What the task asks => Transcribe each of the records below exactly, excluding all pictures.
━━━ Data excerpts
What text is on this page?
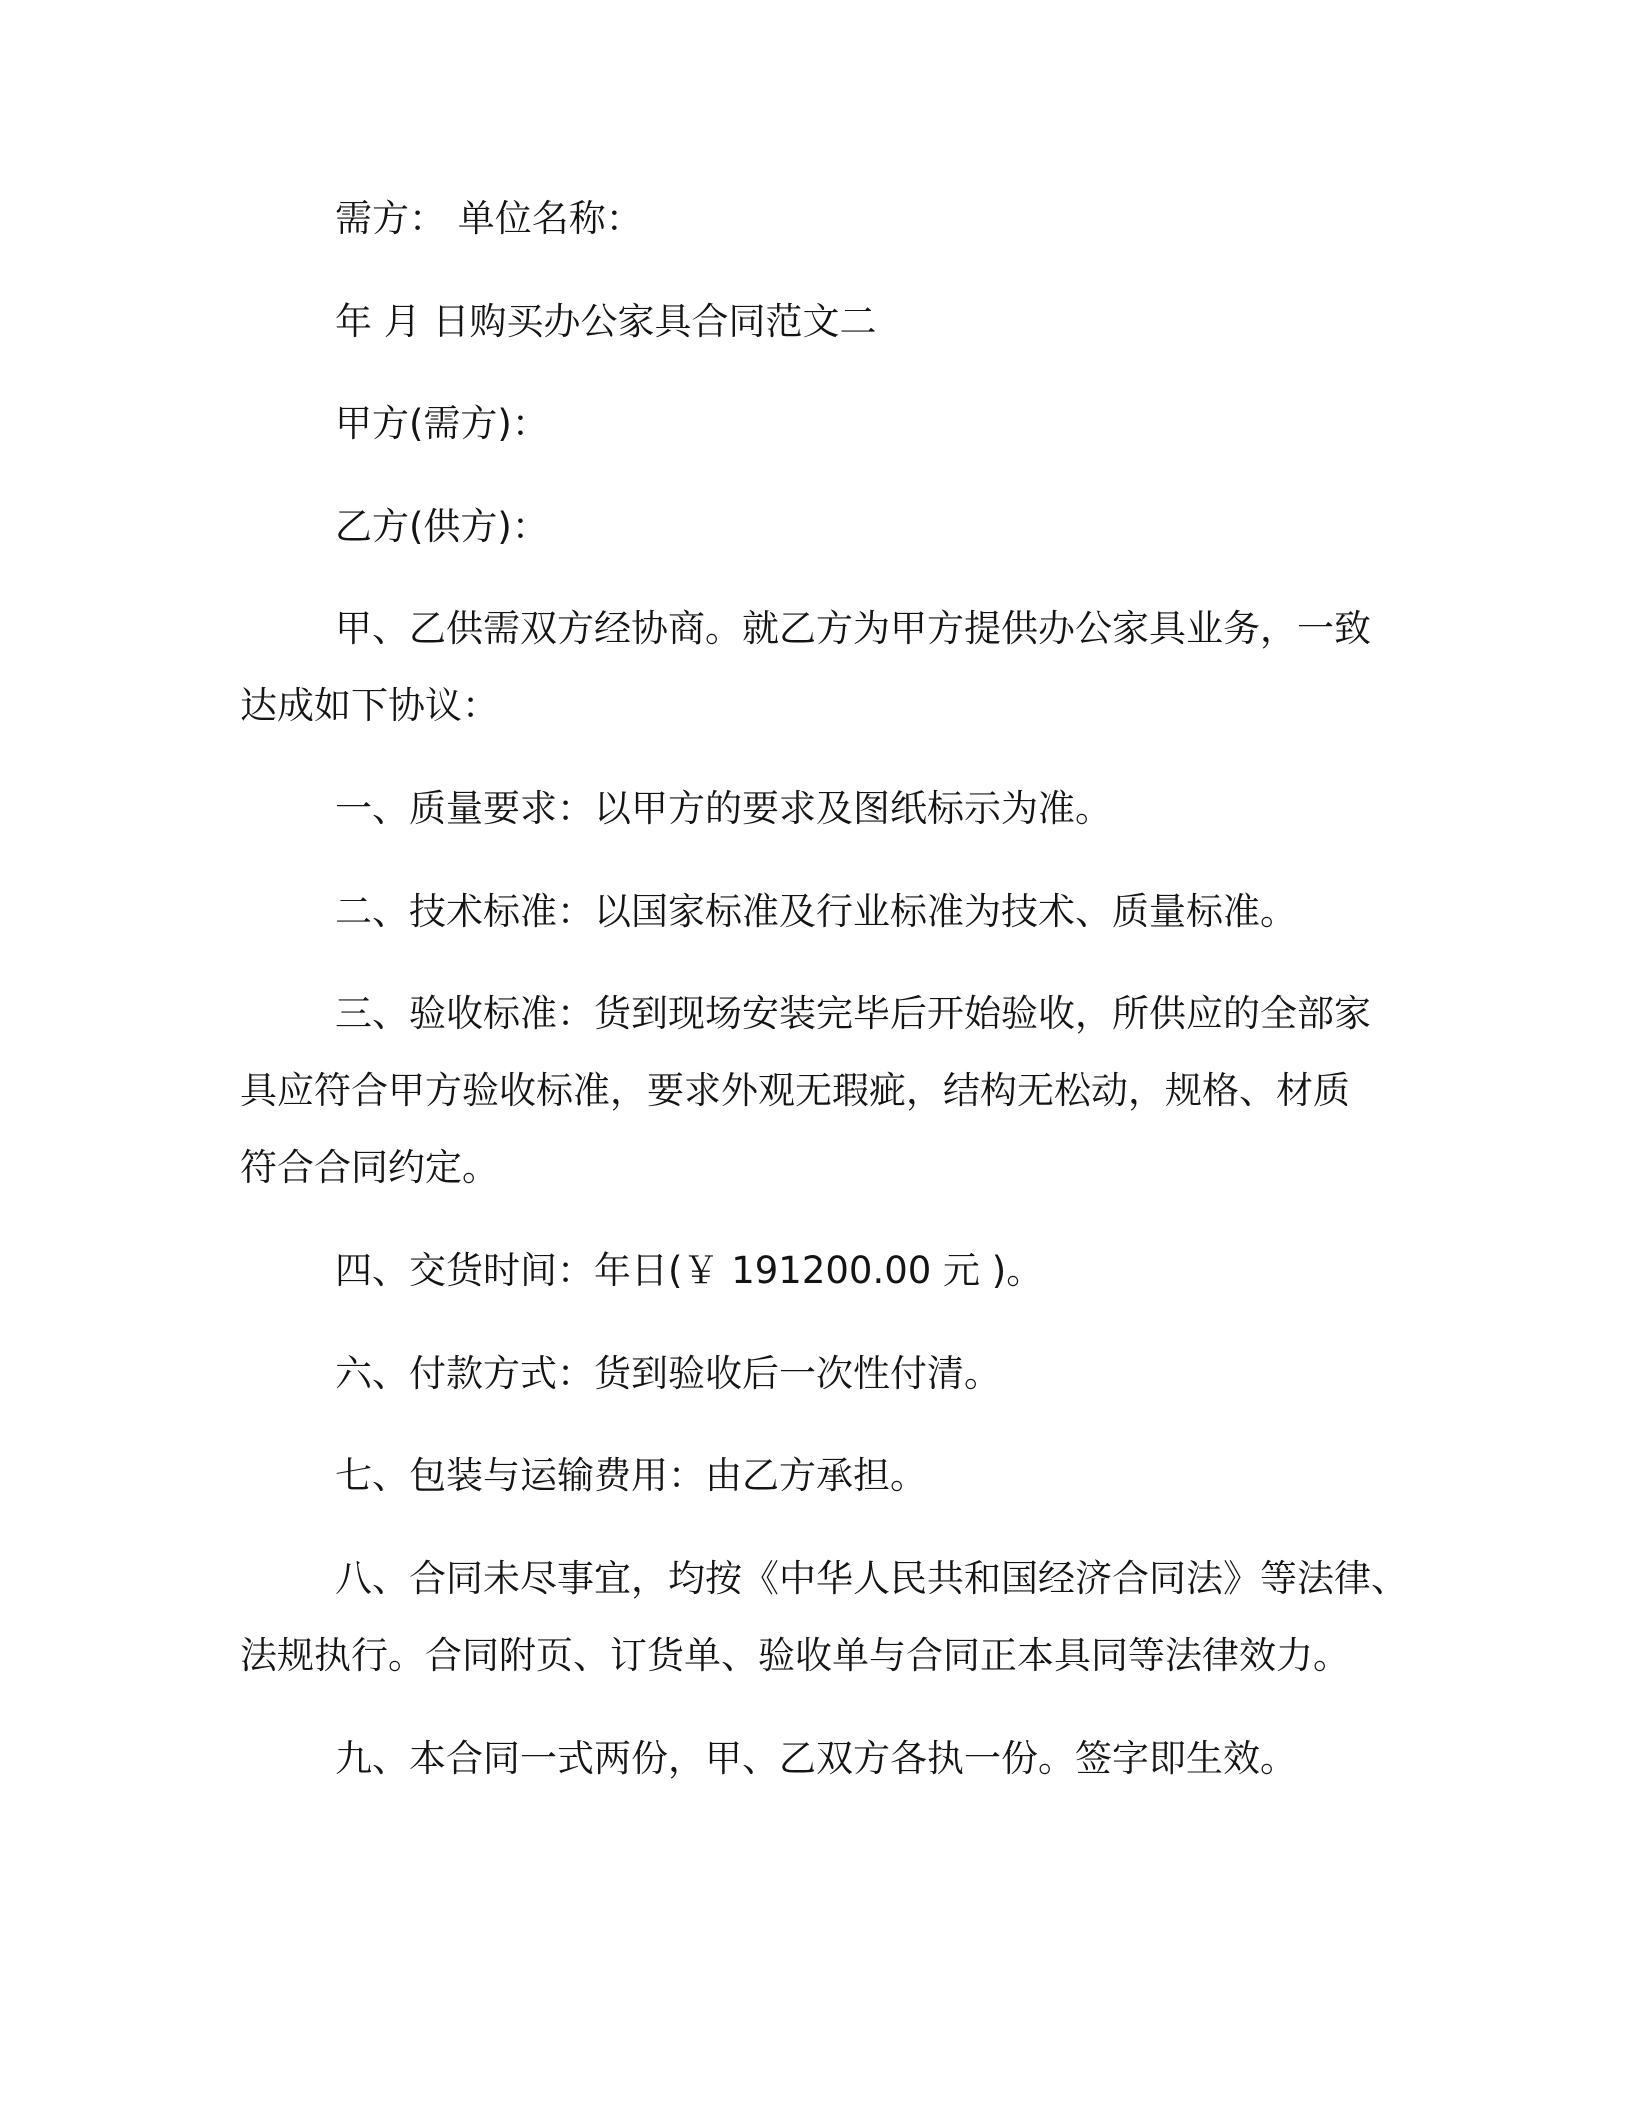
需方： 单位名称：
年 月 日购买办公家具合同范文二
甲方(需方)：
乙方(供方)：
甲、乙供需双方经协商。就乙方为甲方提供办公家具业务，一致
达成如下协议：
一、质量要求：以甲方的要求及图纸标示为准。
二、技术标准：以国家标准及行业标准为技术、质量标准。
三、验收标准：货到现场安装完毕后开始验收，所供应的全部家
具应符合甲方验收标准，要求外观无瑕疵，结构无松动，规格、材质
符合合同约定。
四、交货时间：年日(￥ 191200.00 元 )。
六、付款方式：货到验收后一次性付清。
七、包装与运输费用：由乙方承担。
八、合同未尽事宜，均按《中华人民共和国经济合同法》等法律、
法规执行。合同附页、订货单、验收单与合同正本具同等法律效力。
九、本合同一式两份，甲、乙双方各执一份。签字即生效。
━━━━━━
Exercise solution =>
What text is on this page?
需方： 单位名称：
年 月 日购买办公家具合同范文二
甲方(需方)：
乙方(供方)：
甲、乙供需双方经协商。就乙方为甲方提供办公家具业务，一致
达成如下协议：
一、质量要求：以甲方的要求及图纸标示为准。
二、技术标准：以国家标准及行业标准为技术、质量标准。
三、验收标准：货到现场安装完毕后开始验收，所供应的全部家
具应符合甲方验收标准，要求外观无瑕疵，结构无松动，规格、材质
符合合同约定。
四、交货时间：年日(￥ 191200.00 元 )。
六、付款方式：货到验收后一次性付清。
七、包装与运输费用：由乙方承担。
八、合同未尽事宜，均按《中华人民共和国经济合同法》等法律、
法规执行。合同附页、订货单、验收单与合同正本具同等法律效力。
九、本合同一式两份，甲、乙双方各执一份。签字即生效。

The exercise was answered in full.